◆ What to produce: Which lines of the listing below contain the word "первые"? Show each of them in full.

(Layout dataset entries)
::::
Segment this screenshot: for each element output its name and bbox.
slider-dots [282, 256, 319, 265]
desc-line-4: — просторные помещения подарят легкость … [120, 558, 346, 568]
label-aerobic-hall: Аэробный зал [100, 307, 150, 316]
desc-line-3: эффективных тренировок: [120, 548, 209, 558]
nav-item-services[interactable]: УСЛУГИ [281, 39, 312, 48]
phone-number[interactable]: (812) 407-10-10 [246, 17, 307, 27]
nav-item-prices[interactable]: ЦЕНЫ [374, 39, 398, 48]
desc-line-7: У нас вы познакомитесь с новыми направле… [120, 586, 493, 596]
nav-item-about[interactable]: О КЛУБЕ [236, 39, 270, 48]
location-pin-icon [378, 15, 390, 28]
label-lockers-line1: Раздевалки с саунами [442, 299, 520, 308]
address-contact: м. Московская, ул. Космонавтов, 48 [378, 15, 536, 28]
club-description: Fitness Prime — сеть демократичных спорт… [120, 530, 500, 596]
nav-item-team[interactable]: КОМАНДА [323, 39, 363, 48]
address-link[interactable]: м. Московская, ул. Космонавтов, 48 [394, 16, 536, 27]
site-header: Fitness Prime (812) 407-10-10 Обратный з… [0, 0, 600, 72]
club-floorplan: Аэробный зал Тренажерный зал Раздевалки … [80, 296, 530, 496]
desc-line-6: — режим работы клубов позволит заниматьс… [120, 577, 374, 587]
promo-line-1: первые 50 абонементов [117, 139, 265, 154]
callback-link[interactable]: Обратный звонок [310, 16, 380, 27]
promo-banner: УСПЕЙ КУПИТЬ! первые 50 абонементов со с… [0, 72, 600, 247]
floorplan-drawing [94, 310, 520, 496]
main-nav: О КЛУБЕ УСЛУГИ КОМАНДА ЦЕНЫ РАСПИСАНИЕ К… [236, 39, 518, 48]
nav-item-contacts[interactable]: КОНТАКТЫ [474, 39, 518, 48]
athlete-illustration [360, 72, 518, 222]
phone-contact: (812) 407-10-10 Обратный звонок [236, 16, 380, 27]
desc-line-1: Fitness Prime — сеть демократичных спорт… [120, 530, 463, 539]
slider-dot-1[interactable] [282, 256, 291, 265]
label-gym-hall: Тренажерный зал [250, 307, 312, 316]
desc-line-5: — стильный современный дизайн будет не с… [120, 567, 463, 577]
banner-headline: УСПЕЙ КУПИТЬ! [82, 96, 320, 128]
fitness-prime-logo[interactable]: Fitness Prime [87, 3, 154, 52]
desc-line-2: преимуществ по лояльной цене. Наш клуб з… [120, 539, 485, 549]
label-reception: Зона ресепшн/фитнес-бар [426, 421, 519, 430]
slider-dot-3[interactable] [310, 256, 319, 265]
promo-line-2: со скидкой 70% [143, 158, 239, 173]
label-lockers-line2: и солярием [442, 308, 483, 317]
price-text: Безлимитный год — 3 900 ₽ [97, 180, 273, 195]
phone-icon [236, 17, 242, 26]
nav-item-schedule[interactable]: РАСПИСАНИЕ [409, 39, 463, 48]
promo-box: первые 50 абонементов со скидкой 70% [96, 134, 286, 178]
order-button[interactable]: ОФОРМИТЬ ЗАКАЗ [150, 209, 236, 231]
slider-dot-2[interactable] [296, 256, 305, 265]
::::
◆ Task response:
promo-line-1: первые 50 абонементов [117, 139, 265, 154]
promo-banner: УСПЕЙ КУПИТЬ! первые 50 абонементов со с… [0, 72, 600, 247]
promo-box: первые 50 абонементов со скидкой 70% [96, 134, 286, 178]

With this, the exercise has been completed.